Stated problem:
Reproduce every line of the records below character for character, with no changes.

[START OF Dataset]

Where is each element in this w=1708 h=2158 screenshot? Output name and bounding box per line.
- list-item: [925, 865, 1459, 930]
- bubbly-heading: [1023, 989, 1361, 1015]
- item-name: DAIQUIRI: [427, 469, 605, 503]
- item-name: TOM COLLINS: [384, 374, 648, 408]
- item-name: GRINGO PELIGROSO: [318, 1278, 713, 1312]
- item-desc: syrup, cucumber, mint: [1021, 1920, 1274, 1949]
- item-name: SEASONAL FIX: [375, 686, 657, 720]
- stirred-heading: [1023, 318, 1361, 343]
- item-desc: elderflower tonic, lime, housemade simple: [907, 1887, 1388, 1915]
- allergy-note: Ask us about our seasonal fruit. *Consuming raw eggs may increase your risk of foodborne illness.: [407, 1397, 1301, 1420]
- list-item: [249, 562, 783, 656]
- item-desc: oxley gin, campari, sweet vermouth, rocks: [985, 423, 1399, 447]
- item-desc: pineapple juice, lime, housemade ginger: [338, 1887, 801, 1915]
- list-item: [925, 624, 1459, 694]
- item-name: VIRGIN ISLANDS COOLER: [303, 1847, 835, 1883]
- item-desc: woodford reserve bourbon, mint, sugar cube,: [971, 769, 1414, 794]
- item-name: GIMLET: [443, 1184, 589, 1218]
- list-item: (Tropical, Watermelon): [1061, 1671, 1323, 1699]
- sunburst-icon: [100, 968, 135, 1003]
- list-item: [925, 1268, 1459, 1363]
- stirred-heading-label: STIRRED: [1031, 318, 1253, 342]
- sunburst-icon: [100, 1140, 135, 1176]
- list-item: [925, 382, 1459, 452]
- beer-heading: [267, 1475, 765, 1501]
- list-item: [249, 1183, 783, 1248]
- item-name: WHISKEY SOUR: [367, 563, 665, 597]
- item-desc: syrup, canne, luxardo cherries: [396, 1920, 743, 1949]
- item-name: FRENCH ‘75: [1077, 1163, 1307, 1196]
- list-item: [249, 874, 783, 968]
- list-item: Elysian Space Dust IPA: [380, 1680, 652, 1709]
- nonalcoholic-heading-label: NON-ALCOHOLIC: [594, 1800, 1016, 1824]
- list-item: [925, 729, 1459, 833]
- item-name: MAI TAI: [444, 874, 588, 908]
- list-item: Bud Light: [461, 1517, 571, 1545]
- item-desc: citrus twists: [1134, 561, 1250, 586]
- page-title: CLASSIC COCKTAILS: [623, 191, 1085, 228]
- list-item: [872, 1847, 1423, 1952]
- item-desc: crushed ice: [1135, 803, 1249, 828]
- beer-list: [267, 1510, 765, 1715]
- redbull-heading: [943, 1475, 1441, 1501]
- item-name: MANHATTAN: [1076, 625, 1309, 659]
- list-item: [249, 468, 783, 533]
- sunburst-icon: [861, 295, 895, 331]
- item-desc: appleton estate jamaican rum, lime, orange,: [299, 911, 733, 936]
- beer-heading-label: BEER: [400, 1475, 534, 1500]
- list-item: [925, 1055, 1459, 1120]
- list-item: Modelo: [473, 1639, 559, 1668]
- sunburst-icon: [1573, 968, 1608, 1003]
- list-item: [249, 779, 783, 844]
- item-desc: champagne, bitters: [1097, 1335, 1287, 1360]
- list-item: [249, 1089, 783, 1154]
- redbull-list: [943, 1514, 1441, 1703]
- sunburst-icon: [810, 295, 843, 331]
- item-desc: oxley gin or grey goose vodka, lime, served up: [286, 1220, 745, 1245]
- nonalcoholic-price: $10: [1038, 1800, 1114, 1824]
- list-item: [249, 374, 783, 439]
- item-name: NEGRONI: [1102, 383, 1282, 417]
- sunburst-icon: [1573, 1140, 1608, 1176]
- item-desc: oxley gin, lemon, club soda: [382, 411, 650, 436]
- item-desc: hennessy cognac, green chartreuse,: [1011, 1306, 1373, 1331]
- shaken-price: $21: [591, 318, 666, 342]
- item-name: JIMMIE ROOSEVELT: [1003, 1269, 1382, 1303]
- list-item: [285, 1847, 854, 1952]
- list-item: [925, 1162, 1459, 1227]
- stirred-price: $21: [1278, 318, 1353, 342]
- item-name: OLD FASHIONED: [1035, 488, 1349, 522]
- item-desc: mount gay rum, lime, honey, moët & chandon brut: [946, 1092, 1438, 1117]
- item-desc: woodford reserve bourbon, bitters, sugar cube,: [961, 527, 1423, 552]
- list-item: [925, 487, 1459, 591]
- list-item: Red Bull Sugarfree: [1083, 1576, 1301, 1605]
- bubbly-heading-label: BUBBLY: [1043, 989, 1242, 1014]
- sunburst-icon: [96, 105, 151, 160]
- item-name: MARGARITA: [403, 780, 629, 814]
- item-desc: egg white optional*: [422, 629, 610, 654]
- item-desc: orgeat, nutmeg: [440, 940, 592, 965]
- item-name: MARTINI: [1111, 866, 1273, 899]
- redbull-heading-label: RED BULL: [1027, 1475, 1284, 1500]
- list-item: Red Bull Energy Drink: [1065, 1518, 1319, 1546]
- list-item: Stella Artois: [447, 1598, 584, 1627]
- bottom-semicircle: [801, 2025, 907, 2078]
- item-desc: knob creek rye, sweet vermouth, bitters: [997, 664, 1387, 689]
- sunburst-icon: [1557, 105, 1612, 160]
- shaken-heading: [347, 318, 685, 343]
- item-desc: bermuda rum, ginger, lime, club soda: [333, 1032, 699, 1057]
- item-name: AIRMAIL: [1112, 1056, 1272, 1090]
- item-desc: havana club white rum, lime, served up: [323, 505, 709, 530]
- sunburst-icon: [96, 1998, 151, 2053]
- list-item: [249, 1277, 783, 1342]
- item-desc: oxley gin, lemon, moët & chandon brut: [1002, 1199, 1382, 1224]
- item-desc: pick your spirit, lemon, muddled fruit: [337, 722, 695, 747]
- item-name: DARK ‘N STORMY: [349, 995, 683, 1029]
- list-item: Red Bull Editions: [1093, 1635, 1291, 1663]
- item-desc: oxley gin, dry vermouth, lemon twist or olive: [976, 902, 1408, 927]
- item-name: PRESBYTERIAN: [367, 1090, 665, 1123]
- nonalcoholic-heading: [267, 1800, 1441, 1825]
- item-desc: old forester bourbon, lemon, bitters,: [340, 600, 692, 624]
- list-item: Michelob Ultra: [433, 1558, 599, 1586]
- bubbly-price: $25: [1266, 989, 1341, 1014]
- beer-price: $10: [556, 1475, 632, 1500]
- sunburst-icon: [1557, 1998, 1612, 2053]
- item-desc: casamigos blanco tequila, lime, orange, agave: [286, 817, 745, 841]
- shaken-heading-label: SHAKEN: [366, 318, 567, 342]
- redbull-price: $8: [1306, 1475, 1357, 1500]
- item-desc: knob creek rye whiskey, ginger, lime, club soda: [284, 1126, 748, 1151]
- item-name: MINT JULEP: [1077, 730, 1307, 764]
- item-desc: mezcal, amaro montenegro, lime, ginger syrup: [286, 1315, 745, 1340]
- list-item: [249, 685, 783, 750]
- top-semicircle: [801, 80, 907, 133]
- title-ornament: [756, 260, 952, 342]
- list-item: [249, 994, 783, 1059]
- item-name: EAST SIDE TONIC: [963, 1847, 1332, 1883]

[END OF Dataset]

Response to the task:
Where is each element in this w=1708 h=2158 screenshot? Output name and bounding box per line.
- list-item: [925, 865, 1459, 930]
- bubbly-heading: [1023, 989, 1361, 1015]
- item-name: DAIQUIRI: [427, 469, 605, 503]
- item-name: TOM COLLINS: [384, 374, 648, 408]
- item-name: GRINGO PELIGROSO: [318, 1278, 713, 1312]
- item-desc: syrup, cucumber, mint: [1021, 1920, 1274, 1949]
- item-name: SEASONAL FIX: [375, 686, 657, 720]
- stirred-heading: [1023, 318, 1361, 343]
- item-desc: elderflower tonic, lime, housemade simple: [907, 1887, 1388, 1915]
- allergy-note: Ask us about our seasonal fruit. *Consuming raw eggs may increase your risk of foodborne illness.: [407, 1397, 1301, 1420]
- list-item: [249, 562, 783, 656]
- item-desc: oxley gin, campari, sweet vermouth, rocks: [985, 423, 1399, 447]
- item-desc: pineapple juice, lime, housemade ginger: [338, 1887, 801, 1915]
- list-item: [925, 624, 1459, 694]
- item-name: VIRGIN ISLANDS COOLER: [303, 1847, 835, 1883]
- item-desc: woodford reserve bourbon, mint, sugar cube,: [971, 769, 1414, 794]
- item-name: GIMLET: [443, 1184, 589, 1218]
- list-item: (Tropical, Watermelon): [1061, 1671, 1323, 1699]
- sunburst-icon: [100, 968, 135, 1003]
- list-item: [925, 1268, 1459, 1363]
- stirred-heading-label: STIRRED: [1031, 318, 1253, 342]
- sunburst-icon: [100, 1140, 135, 1176]
- list-item: [925, 382, 1459, 452]
- beer-heading: [267, 1475, 765, 1501]
- list-item: [249, 1183, 783, 1248]
- item-name: WHISKEY SOUR: [367, 563, 665, 597]
- item-desc: syrup, canne, luxardo cherries: [396, 1920, 743, 1949]
- item-name: FRENCH ‘75: [1077, 1163, 1307, 1196]
- list-item: [249, 874, 783, 968]
- list-item: Elysian Space Dust IPA: [380, 1680, 652, 1709]
- nonalcoholic-heading-label: NON-ALCOHOLIC: [594, 1800, 1016, 1824]
- list-item: [925, 729, 1459, 833]
- item-name: MAI TAI: [444, 874, 588, 908]
- list-item: Bud Light: [461, 1517, 571, 1545]
- item-desc: citrus twists: [1134, 561, 1250, 586]
- page-title: CLASSIC COCKTAILS: [623, 191, 1085, 228]
- list-item: [872, 1847, 1423, 1952]
- item-desc: crushed ice: [1135, 803, 1249, 828]
- beer-list: [267, 1510, 765, 1715]
- redbull-heading: [943, 1475, 1441, 1501]
- item-name: MANHATTAN: [1076, 625, 1309, 659]
- list-item: [249, 468, 783, 533]
- sunburst-icon: [861, 295, 895, 331]
- item-desc: appleton estate jamaican rum, lime, orange,: [299, 911, 733, 936]
- beer-heading-label: BEER: [400, 1475, 534, 1500]
- list-item: [925, 1055, 1459, 1120]
- list-item: Modelo: [473, 1639, 559, 1668]
- sunburst-icon: [1573, 968, 1608, 1003]
- list-item: [249, 779, 783, 844]
- item-desc: champagne, bitters: [1097, 1335, 1287, 1360]
- list-item: [249, 1089, 783, 1154]
- redbull-list: [943, 1514, 1441, 1703]
- sunburst-icon: [810, 295, 843, 331]
- item-desc: oxley gin or grey goose vodka, lime, served up: [286, 1220, 745, 1245]
- nonalcoholic-price: $10: [1038, 1800, 1114, 1824]
- list-item: [249, 374, 783, 439]
- item-name: NEGRONI: [1102, 383, 1282, 417]
- sunburst-icon: [1573, 1140, 1608, 1176]
- item-desc: oxley gin, lemon, club soda: [382, 411, 650, 436]
- item-desc: hennessy cognac, green chartreuse,: [1011, 1306, 1373, 1331]
- shaken-price: $21: [591, 318, 666, 342]
- item-name: JIMMIE ROOSEVELT: [1003, 1269, 1382, 1303]
- list-item: [285, 1847, 854, 1952]
- list-item: [925, 1162, 1459, 1227]
- stirred-price: $21: [1278, 318, 1353, 342]
- item-name: OLD FASHIONED: [1035, 488, 1349, 522]
- item-desc: mount gay rum, lime, honey, moët & chandon brut: [946, 1092, 1438, 1117]
- item-desc: woodford reserve bourbon, bitters, sugar cube,: [961, 527, 1423, 552]
- list-item: [925, 487, 1459, 591]
- list-item: Red Bull Sugarfree: [1083, 1576, 1301, 1605]
- bubbly-heading-label: BUBBLY: [1043, 989, 1242, 1014]
- sunburst-icon: [96, 105, 151, 160]
- item-name: MARGARITA: [403, 780, 629, 814]
- item-desc: egg white optional*: [422, 629, 610, 654]
- item-desc: orgeat, nutmeg: [440, 940, 592, 965]
- item-name: MARTINI: [1111, 866, 1273, 899]
- redbull-heading-label: RED BULL: [1027, 1475, 1284, 1500]
- list-item: Red Bull Energy Drink: [1065, 1518, 1319, 1546]
- list-item: Stella Artois: [447, 1598, 584, 1627]
- bottom-semicircle: [801, 2025, 907, 2078]
- item-desc: knob creek rye, sweet vermouth, bitters: [997, 664, 1387, 689]
- sunburst-icon: [1557, 105, 1612, 160]
- shaken-heading: [347, 318, 685, 343]
- item-desc: bermuda rum, ginger, lime, club soda: [333, 1032, 699, 1057]
- item-name: AIRMAIL: [1112, 1056, 1272, 1090]
- item-desc: havana club white rum, lime, served up: [323, 505, 709, 530]
- sunburst-icon: [96, 1998, 151, 2053]
- list-item: [249, 1277, 783, 1342]
- item-desc: oxley gin, lemon, moët & chandon brut: [1002, 1199, 1382, 1224]
- item-desc: pick your spirit, lemon, muddled fruit: [337, 722, 695, 747]
- item-name: DARK ‘N STORMY: [349, 995, 683, 1029]
- list-item: Red Bull Editions: [1093, 1635, 1291, 1663]
- item-desc: oxley gin, dry vermouth, lemon twist or olive: [976, 902, 1408, 927]
- item-name: PRESBYTERIAN: [367, 1090, 665, 1123]
- nonalcoholic-heading: [267, 1800, 1441, 1825]
- item-desc: old forester bourbon, lemon, bitters,: [340, 600, 692, 624]
- list-item: Michelob Ultra: [433, 1558, 599, 1586]
- bubbly-price: $25: [1266, 989, 1341, 1014]
- beer-price: $10: [556, 1475, 632, 1500]
- sunburst-icon: [1557, 1998, 1612, 2053]
- item-desc: casamigos blanco tequila, lime, orange, agave: [286, 817, 745, 841]
- shaken-heading-label: SHAKEN: [366, 318, 567, 342]
- redbull-price: $8: [1306, 1475, 1357, 1500]
- item-desc: knob creek rye whiskey, ginger, lime, club soda: [284, 1126, 748, 1151]
- item-name: MINT JULEP: [1077, 730, 1307, 764]
- item-desc: mezcal, amaro montenegro, lime, ginger syrup: [286, 1315, 745, 1340]
- list-item: [249, 685, 783, 750]
- top-semicircle: [801, 80, 907, 133]
- title-ornament: [756, 260, 952, 342]
- list-item: [249, 994, 783, 1059]
- item-name: EAST SIDE TONIC: [963, 1847, 1332, 1883]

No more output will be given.